Secteur Revue Relations

DOSSIER : Sortir du «choc des civilisations»

Les OSBL, des lobbies?

Par : Georges Lebel

L’auteur est professeur associé au Département des sciences juridiques de l’UQAM

Le projet de loi 56 sur le lobbyisme renforce une pratique fondamentalement antidémocratique.
 

Se faire élire coûte cher et suppose des retours d’ascenseur. La loi québécoise sur le financement des partis politiques servit un temps de feuille de vigne. Vite craquelé, ce vernis a nécessité un deuxième maquillage : une loi régissant le lobbyisme, adoptée par le gouvernement du Québec en 2002, et prétendant rendre public et soi-disant « transparent » l’accès aux décideurs politiques que donne l’argent et qui est refusé au citoyen ordinaire. Cette loi n’ayant pas eu l’effet de légitimation recherché, le projet de loi 56 la révise et en élargit la couverture en l’étendant aux organismes sans but lucratif (OSBL). On en débattra en janvier en commission parlementaire restreinte, malgré une forte opposition des groupes sociaux et communautaires.
 
Ce projet définit le lobbyisme comme étant « […] toutes les communications avec un titulaire d’une charge publique en vue d’influencer ou pouvant raisonnablement être considérées, par la personne qui les initie, comme étant susceptible d’influencer la prise de décision » (art. 2). Le caractère subjectif de cette définition est inquiétant lorsqu’on entend y soumettre les OSBL. Le fonctionnaire pourra déterminer « raisonnablement » qui et quand tel OSBL a eu « l’intention » d’influer sur une décision. Il faudra désormais s’inscrire annuellement au Registre des lobbyistes et payer pour pouvoir donner son opinion ; l’organisme qui aura négligé de le faire sera passible d’amendes allant jusqu’à 75 000 $. Cette répression discrétionnaire, appuyée de la possibilité de perquisitions sans mandat (art. 70), pourra frapper tout OSBL qui aurait eu l’intention d’influer sur la décision étatique, c’est-à-dire d’exercer son droit de participation au débat démocratique.

▸ DONNÉES RÉPERTORIÉES:
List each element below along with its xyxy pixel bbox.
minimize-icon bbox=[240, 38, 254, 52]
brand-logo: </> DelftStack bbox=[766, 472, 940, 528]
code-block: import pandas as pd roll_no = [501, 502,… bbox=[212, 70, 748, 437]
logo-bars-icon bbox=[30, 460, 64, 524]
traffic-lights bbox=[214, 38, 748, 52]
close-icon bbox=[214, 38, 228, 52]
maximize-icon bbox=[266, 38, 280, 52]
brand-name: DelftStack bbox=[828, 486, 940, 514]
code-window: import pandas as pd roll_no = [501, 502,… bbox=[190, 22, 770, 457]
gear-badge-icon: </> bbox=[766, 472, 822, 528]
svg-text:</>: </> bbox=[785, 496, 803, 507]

▸ EXERCICE A: Relevez toutes les lois et tous les projets de loi mentionnés dans le texte sur les OSBL et le lobbyisme.
▸ EXERCICE B: Recopiez le passage du texte sur les OSBL et le lobbyisme depuis « Secteur Revue Relations » jusqu'à « pratique fondamentalement antidémocratique. » inclusivement.

▸ ZONE DE RÉPONSE A:
- la loi québécoise sur le financement des partis politiques
- la loi régissant le lobbyisme, adoptée par le gouvernement du Québec en 2002
- le projet de loi 56 sur le lobbyisme

▸ ZONE DE RÉPONSE B:
Secteur Revue Relations

DOSSIER : Sortir du «choc des civilisations»

Les OSBL, des lobbies?

Par : Georges Lebel

L’auteur est professeur associé au Département des sciences juridiques de l’UQAM

Le projet de loi 56 sur le lobbyisme renforce une pratique fondamentalement antidémocratique.